# Material provided
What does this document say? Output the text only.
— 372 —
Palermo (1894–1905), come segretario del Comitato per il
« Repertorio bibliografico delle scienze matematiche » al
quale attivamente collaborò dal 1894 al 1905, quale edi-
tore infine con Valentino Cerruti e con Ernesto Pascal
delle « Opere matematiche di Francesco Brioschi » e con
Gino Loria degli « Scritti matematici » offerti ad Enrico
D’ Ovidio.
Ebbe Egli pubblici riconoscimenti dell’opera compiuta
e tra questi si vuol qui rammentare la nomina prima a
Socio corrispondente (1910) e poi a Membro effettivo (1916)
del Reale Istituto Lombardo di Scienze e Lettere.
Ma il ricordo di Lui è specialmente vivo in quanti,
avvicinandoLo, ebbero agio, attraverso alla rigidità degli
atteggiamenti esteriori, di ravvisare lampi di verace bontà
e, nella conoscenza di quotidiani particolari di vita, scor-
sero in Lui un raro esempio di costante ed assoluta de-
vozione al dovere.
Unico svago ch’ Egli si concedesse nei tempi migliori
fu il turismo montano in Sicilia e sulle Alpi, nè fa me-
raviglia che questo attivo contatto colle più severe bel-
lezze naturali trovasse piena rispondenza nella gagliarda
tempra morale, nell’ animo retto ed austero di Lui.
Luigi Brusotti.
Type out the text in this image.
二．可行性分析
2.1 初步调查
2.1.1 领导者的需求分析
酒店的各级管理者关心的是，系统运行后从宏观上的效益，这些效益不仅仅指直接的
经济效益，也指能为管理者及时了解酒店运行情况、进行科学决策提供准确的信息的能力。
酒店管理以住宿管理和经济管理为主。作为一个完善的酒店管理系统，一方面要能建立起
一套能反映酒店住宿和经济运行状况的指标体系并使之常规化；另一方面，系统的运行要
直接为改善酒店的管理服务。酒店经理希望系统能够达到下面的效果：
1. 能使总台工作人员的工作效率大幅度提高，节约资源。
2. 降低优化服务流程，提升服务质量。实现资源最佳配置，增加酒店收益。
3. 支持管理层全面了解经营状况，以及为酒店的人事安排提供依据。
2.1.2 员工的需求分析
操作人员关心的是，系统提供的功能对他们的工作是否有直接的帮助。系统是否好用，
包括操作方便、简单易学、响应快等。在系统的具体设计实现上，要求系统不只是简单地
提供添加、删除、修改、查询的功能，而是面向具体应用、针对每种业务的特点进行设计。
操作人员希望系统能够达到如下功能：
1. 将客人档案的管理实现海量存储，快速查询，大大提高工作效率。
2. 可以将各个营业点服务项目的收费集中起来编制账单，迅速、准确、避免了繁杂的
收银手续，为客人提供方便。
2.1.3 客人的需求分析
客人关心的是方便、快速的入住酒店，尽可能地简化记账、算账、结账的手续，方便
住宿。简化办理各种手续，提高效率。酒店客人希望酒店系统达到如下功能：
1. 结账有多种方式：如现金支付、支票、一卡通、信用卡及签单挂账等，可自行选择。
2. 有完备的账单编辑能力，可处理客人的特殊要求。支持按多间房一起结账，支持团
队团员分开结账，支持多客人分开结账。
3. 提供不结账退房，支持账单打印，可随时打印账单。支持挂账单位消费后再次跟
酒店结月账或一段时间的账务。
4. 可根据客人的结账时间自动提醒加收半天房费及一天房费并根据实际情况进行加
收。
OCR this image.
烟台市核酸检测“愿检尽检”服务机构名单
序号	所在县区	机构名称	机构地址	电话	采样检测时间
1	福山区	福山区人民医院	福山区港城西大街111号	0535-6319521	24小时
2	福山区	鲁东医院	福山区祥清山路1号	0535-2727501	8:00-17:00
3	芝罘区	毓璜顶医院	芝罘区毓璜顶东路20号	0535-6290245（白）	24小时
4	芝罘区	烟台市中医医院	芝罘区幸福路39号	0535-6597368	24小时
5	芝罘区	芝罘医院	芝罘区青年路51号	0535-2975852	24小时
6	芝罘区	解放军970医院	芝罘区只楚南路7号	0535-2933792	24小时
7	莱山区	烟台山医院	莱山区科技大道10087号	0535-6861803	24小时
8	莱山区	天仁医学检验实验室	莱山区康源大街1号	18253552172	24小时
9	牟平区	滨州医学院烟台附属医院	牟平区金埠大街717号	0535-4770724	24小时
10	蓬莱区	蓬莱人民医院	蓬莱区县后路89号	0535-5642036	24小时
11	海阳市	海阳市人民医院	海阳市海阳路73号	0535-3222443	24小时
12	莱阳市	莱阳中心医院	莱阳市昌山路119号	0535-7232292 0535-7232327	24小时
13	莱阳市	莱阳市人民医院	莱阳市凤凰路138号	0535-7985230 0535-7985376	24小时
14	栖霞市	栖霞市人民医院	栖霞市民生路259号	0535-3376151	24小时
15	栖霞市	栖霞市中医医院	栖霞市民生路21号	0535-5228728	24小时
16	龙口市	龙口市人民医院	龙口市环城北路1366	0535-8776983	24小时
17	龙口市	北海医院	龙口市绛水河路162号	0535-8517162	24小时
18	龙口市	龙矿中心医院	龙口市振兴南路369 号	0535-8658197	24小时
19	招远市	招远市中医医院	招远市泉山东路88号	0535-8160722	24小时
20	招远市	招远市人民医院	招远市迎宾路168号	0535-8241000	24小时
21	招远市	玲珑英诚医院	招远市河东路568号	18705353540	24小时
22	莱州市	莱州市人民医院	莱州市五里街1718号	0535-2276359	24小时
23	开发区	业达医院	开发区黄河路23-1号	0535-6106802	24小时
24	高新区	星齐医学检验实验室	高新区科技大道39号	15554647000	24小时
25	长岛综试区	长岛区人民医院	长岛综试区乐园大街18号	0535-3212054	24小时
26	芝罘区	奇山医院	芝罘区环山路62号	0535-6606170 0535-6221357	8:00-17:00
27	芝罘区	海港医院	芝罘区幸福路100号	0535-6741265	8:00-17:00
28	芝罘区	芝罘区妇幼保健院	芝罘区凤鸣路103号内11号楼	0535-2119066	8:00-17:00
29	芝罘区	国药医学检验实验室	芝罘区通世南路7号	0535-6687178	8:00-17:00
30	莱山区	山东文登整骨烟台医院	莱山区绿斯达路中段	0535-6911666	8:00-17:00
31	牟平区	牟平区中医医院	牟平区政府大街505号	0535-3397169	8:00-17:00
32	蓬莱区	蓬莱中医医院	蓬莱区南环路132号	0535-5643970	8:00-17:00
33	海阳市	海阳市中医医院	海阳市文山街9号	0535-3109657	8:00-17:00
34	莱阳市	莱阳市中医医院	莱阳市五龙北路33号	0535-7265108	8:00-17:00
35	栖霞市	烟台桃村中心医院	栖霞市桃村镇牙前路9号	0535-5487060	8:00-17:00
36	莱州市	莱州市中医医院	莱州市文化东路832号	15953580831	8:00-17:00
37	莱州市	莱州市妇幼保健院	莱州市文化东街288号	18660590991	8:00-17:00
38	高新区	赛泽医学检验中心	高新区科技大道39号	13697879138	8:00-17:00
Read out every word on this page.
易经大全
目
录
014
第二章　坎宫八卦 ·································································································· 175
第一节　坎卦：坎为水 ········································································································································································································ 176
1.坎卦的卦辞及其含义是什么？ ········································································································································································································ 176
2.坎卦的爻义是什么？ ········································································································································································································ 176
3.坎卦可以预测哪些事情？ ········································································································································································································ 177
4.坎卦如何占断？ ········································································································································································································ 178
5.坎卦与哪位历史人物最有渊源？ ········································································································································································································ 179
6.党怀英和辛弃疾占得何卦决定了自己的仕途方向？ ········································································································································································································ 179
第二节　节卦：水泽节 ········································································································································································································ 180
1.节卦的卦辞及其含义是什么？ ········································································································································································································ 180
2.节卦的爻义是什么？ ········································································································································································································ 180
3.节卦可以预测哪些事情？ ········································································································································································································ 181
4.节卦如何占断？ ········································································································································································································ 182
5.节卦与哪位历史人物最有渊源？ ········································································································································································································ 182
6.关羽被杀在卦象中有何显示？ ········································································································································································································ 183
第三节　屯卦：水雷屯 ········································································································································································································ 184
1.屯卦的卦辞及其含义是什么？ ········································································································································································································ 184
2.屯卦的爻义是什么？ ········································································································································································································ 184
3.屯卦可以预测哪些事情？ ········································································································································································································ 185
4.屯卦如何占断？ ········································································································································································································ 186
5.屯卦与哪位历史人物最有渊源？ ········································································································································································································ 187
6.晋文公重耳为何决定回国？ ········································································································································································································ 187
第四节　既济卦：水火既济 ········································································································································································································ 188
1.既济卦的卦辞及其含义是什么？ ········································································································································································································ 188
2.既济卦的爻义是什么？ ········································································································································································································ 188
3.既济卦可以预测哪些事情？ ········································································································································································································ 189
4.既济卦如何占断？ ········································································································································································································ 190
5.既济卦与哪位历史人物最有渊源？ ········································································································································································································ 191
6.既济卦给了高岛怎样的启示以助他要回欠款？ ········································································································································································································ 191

# Problem statement
Filter lines by "image" and return each hit.

# Full response
Type out the text in this image.
OCR this image.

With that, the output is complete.